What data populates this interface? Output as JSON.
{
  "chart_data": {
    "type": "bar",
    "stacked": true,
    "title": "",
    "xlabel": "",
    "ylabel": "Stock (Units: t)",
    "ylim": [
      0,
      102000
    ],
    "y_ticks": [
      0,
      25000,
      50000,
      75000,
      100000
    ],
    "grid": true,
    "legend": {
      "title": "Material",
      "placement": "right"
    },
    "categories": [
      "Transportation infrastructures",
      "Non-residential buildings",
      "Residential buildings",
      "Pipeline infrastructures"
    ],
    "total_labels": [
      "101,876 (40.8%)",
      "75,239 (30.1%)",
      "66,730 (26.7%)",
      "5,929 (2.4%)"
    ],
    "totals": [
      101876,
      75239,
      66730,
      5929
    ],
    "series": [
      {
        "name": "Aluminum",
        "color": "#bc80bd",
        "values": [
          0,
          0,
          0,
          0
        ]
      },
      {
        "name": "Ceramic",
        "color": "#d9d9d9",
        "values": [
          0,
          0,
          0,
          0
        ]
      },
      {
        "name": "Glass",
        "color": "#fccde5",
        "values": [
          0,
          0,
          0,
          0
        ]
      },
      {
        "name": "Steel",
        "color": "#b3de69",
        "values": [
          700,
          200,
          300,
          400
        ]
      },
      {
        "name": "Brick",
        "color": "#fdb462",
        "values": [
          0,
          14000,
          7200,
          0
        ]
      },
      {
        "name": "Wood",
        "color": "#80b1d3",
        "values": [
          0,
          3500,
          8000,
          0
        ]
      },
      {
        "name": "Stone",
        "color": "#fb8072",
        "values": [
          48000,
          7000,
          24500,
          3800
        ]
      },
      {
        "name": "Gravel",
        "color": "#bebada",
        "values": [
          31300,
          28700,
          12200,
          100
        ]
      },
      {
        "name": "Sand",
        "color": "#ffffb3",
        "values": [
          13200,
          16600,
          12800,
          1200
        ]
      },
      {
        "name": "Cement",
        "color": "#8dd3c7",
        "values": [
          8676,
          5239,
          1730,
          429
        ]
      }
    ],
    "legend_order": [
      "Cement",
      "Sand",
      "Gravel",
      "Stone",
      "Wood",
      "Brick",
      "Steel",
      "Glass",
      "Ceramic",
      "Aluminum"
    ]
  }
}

__Task requirements__: Scan the material above. Copy each line where "color" occurs.

__Result of the task__:
        "color": "#bc80bd",
        "color": "#d9d9d9",
        "color": "#fccde5",
        "color": "#b3de69",
        "color": "#fdb462",
        "color": "#80b1d3",
        "color": "#fb8072",
        "color": "#bebada",
        "color": "#ffffb3",
        "color": "#8dd3c7",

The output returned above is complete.